*Exercise:* Write out every record in full, exactly as written, please.

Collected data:
↓

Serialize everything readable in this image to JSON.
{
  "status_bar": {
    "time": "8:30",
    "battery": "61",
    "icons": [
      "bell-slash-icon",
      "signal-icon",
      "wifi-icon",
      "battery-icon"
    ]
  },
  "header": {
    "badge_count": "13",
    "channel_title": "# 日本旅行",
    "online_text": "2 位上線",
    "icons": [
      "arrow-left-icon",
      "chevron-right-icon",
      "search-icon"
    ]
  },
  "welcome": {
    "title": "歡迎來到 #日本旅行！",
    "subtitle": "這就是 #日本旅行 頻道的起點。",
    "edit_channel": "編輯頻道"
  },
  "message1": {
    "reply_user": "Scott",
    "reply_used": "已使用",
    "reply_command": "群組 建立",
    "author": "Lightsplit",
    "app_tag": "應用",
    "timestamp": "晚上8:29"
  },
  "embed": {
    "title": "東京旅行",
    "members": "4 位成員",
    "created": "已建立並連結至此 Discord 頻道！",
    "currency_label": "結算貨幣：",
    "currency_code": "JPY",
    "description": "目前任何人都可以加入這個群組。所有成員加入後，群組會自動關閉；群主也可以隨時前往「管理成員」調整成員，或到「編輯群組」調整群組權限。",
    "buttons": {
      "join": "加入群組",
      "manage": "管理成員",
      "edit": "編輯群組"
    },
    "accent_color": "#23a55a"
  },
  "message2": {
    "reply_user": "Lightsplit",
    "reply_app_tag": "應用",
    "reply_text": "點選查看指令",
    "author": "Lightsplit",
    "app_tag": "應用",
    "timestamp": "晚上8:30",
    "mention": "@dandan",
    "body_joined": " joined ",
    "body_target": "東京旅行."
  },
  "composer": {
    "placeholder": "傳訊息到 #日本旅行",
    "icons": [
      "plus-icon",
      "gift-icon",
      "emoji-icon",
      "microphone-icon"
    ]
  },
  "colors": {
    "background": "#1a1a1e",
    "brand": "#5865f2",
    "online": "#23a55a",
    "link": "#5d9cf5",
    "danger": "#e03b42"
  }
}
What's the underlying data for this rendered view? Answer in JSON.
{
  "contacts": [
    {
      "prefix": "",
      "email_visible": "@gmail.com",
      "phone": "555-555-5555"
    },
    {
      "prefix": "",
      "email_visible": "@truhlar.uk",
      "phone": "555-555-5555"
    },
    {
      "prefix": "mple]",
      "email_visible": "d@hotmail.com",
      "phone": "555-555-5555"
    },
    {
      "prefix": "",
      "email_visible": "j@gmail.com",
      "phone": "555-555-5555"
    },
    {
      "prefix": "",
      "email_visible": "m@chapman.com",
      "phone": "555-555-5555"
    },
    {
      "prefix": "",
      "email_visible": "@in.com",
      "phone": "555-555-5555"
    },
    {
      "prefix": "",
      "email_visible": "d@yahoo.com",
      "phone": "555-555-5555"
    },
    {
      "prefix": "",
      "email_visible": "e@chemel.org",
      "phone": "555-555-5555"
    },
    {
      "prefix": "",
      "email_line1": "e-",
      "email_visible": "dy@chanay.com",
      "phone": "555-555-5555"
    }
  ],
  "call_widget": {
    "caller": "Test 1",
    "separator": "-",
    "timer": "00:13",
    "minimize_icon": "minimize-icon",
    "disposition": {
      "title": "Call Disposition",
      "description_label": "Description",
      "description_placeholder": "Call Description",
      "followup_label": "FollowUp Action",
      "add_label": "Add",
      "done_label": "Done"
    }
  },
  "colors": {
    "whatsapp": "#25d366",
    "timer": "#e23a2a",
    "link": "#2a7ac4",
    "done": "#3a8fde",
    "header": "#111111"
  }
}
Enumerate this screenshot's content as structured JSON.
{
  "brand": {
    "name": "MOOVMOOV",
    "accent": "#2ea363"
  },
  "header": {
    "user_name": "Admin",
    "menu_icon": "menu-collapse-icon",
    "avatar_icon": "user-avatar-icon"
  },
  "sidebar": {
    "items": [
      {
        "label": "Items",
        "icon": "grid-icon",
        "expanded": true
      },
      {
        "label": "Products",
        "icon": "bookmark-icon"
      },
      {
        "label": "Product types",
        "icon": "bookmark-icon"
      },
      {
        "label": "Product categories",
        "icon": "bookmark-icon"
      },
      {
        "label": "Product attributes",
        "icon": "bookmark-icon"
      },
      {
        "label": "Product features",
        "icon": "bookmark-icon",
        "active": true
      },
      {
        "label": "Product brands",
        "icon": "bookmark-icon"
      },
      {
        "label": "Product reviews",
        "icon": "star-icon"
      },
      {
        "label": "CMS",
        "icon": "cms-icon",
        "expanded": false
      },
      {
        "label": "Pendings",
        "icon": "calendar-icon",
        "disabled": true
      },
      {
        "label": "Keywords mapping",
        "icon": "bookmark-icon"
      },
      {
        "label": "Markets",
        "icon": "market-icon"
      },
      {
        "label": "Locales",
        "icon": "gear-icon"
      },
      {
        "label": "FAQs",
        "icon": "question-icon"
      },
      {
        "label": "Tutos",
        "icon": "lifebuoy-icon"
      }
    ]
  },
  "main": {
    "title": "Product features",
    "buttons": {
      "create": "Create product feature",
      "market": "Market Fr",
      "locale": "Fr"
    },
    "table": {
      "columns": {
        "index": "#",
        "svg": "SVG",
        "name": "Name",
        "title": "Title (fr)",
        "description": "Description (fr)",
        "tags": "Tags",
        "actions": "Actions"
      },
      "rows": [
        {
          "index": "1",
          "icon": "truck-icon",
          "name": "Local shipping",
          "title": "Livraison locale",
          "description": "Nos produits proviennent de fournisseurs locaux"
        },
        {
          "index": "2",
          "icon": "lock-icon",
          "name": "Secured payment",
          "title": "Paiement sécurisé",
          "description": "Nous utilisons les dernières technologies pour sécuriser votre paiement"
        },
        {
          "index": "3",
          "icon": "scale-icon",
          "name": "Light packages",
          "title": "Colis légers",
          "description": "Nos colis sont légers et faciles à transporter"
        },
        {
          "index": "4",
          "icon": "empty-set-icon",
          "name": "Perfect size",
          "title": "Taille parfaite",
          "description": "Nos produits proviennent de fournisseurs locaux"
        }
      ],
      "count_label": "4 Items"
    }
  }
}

↑

*Answer:*
Serialize everything readable in this image to JSON.
{
  "status_bar": {
    "time": "8:30",
    "battery": "61",
    "icons": [
      "bell-slash-icon",
      "signal-icon",
      "wifi-icon",
      "battery-icon"
    ]
  },
  "header": {
    "badge_count": "13",
    "channel_title": "# 日本旅行",
    "online_text": "2 位上線",
    "icons": [
      "arrow-left-icon",
      "chevron-right-icon",
      "search-icon"
    ]
  },
  "welcome": {
    "title": "歡迎來到 #日本旅行！",
    "subtitle": "這就是 #日本旅行 頻道的起點。",
    "edit_channel": "編輯頻道"
  },
  "message1": {
    "reply_user": "Scott",
    "reply_used": "已使用",
    "reply_command": "群組 建立",
    "author": "Lightsplit",
    "app_tag": "應用",
    "timestamp": "晚上8:29"
  },
  "embed": {
    "title": "東京旅行",
    "members": "4 位成員",
    "created": "已建立並連結至此 Discord 頻道！",
    "currency_label": "結算貨幣：",
    "currency_code": "JPY",
    "description": "目前任何人都可以加入這個群組。所有成員加入後，群組會自動關閉；群主也可以隨時前往「管理成員」調整成員，或到「編輯群組」調整群組權限。",
    "buttons": {
      "join": "加入群組",
      "manage": "管理成員",
      "edit": "編輯群組"
    },
    "accent_color": "#23a55a"
  },
  "message2": {
    "reply_user": "Lightsplit",
    "reply_app_tag": "應用",
    "reply_text": "點選查看指令",
    "author": "Lightsplit",
    "app_tag": "應用",
    "timestamp": "晚上8:30",
    "mention": "@dandan",
    "body_joined": " joined ",
    "body_target": "東京旅行."
  },
  "composer": {
    "placeholder": "傳訊息到 #日本旅行",
    "icons": [
      "plus-icon",
      "gift-icon",
      "emoji-icon",
      "microphone-icon"
    ]
  },
  "colors": {
    "background": "#1a1a1e",
    "brand": "#5865f2",
    "online": "#23a55a",
    "link": "#5d9cf5",
    "danger": "#e03b42"
  }
}
What's the underlying data for this rendered view? Answer in JSON.
{
  "contacts": [
    {
      "prefix": "",
      "email_visible": "@gmail.com",
      "phone": "555-555-5555"
    },
    {
      "prefix": "",
      "email_visible": "@truhlar.uk",
      "phone": "555-555-5555"
    },
    {
      "prefix": "mple]",
      "email_visible": "d@hotmail.com",
      "phone": "555-555-5555"
    },
    {
      "prefix": "",
      "email_visible": "j@gmail.com",
      "phone": "555-555-5555"
    },
    {
      "prefix": "",
      "email_visible": "m@chapman.com",
      "phone": "555-555-5555"
    },
    {
      "prefix": "",
      "email_visible": "@in.com",
      "phone": "555-555-5555"
    },
    {
      "prefix": "",
      "email_visible": "d@yahoo.com",
      "phone": "555-555-5555"
    },
    {
      "prefix": "",
      "email_visible": "e@chemel.org",
      "phone": "555-555-5555"
    },
    {
      "prefix": "",
      "email_line1": "e-",
      "email_visible": "dy@chanay.com",
      "phone": "555-555-5555"
    }
  ],
  "call_widget": {
    "caller": "Test 1",
    "separator": "-",
    "timer": "00:13",
    "minimize_icon": "minimize-icon",
    "disposition": {
      "title": "Call Disposition",
      "description_label": "Description",
      "description_placeholder": "Call Description",
      "followup_label": "FollowUp Action",
      "add_label": "Add",
      "done_label": "Done"
    }
  },
  "colors": {
    "whatsapp": "#25d366",
    "timer": "#e23a2a",
    "link": "#2a7ac4",
    "done": "#3a8fde",
    "header": "#111111"
  }
}
Enumerate this screenshot's content as structured JSON.
{
  "brand": {
    "name": "MOOVMOOV",
    "accent": "#2ea363"
  },
  "header": {
    "user_name": "Admin",
    "menu_icon": "menu-collapse-icon",
    "avatar_icon": "user-avatar-icon"
  },
  "sidebar": {
    "items": [
      {
        "label": "Items",
        "icon": "grid-icon",
        "expanded": true
      },
      {
        "label": "Products",
        "icon": "bookmark-icon"
      },
      {
        "label": "Product types",
        "icon": "bookmark-icon"
      },
      {
        "label": "Product categories",
        "icon": "bookmark-icon"
      },
      {
        "label": "Product attributes",
        "icon": "bookmark-icon"
      },
      {
        "label": "Product features",
        "icon": "bookmark-icon",
        "active": true
      },
      {
        "label": "Product brands",
        "icon": "bookmark-icon"
      },
      {
        "label": "Product reviews",
        "icon": "star-icon"
      },
      {
        "label": "CMS",
        "icon": "cms-icon",
        "expanded": false
      },
      {
        "label": "Pendings",
        "icon": "calendar-icon",
        "disabled": true
      },
      {
        "label": "Keywords mapping",
        "icon": "bookmark-icon"
      },
      {
        "label": "Markets",
        "icon": "market-icon"
      },
      {
        "label": "Locales",
        "icon": "gear-icon"
      },
      {
        "label": "FAQs",
        "icon": "question-icon"
      },
      {
        "label": "Tutos",
        "icon": "lifebuoy-icon"
      }
    ]
  },
  "main": {
    "title": "Product features",
    "buttons": {
      "create": "Create product feature",
      "market": "Market Fr",
      "locale": "Fr"
    },
    "table": {
      "columns": {
        "index": "#",
        "svg": "SVG",
        "name": "Name",
        "title": "Title (fr)",
        "description": "Description (fr)",
        "tags": "Tags",
        "actions": "Actions"
      },
      "rows": [
        {
          "index": "1",
          "icon": "truck-icon",
          "name": "Local shipping",
          "title": "Livraison locale",
          "description": "Nos produits proviennent de fournisseurs locaux"
        },
        {
          "index": "2",
          "icon": "lock-icon",
          "name": "Secured payment",
          "title": "Paiement sécurisé",
          "description": "Nous utilisons les dernières technologies pour sécuriser votre paiement"
        },
        {
          "index": "3",
          "icon": "scale-icon",
          "name": "Light packages",
          "title": "Colis légers",
          "description": "Nos colis sont légers et faciles à transporter"
        },
        {
          "index": "4",
          "icon": "empty-set-icon",
          "name": "Perfect size",
          "title": "Taille parfaite",
          "description": "Nos produits proviennent de fournisseurs locaux"
        }
      ],
      "count_label": "4 Items"
    }
  }
}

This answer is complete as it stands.